**Brief**
Records follow. Copy every line with "this".

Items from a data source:
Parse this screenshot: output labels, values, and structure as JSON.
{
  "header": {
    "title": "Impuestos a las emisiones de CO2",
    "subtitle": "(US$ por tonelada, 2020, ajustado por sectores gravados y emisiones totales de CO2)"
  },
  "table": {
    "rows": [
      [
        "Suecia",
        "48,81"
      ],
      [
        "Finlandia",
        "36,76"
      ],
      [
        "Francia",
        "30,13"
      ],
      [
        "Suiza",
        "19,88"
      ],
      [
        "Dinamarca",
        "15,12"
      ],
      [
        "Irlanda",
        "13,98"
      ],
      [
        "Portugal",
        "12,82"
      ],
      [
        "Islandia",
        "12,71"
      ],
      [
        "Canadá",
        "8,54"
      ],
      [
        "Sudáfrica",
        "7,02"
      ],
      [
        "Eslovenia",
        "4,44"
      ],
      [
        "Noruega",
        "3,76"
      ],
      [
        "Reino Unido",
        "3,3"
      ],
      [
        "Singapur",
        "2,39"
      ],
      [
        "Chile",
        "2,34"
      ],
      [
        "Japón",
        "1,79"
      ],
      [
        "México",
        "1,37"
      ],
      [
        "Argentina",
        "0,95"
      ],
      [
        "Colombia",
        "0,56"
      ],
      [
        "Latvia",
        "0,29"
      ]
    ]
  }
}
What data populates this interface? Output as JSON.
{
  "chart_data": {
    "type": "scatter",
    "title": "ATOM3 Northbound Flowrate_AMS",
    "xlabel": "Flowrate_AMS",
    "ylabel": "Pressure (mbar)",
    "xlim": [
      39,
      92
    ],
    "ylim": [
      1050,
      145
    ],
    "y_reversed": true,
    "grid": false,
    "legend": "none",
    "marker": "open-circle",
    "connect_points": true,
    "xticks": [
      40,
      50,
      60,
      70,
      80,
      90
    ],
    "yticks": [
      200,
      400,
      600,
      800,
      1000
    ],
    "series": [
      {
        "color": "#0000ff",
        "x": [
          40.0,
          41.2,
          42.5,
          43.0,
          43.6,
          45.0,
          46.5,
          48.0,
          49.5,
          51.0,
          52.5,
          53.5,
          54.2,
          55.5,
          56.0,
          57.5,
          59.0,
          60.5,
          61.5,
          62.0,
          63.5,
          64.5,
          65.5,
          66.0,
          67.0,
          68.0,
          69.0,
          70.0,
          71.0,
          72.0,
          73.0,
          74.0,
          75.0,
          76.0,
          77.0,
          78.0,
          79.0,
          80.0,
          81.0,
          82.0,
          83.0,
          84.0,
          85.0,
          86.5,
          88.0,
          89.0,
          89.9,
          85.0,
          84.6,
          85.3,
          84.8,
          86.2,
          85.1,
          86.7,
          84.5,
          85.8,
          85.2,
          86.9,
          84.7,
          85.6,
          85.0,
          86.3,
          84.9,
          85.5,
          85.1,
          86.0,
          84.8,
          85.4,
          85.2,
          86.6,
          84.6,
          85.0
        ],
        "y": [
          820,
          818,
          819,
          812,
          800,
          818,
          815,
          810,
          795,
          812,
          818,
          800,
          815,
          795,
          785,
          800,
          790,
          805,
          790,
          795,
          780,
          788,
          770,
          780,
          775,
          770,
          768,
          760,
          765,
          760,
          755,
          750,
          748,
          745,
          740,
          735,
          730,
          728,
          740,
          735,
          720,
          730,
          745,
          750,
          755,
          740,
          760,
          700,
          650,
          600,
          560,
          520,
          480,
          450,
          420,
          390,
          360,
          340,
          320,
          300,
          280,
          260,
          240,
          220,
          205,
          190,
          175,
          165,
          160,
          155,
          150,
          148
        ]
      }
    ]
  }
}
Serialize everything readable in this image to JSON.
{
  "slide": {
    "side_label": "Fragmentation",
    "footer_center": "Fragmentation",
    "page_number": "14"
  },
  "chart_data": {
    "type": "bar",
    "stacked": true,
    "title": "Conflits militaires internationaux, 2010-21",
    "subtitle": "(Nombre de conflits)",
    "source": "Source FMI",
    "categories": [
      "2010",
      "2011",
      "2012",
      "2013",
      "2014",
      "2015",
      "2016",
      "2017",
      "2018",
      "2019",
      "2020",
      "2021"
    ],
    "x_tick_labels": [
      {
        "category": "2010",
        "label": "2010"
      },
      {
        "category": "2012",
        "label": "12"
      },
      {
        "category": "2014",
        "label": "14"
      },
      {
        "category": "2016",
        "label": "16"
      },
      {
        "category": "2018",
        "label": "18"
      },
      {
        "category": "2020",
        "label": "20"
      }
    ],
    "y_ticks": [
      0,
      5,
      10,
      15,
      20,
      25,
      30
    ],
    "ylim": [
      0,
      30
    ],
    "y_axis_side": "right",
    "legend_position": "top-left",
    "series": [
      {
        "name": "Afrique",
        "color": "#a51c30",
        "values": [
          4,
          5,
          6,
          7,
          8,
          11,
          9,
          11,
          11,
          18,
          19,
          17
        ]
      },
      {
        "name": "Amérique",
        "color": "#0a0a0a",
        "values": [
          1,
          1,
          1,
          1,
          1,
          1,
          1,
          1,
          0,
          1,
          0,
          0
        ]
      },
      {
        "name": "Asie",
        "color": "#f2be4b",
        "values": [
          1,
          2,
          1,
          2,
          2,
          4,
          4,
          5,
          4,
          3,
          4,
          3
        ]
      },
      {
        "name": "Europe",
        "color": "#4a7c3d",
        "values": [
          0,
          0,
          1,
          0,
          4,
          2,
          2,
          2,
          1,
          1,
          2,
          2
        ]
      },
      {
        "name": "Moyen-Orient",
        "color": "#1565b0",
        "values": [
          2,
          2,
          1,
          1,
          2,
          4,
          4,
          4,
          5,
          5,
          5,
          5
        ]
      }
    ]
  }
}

**Task solution**
Parse this screenshot: output labels, values, and structure as JSON.
What data populates this interface? Output as JSON.
Serialize everything readable in this image to JSON.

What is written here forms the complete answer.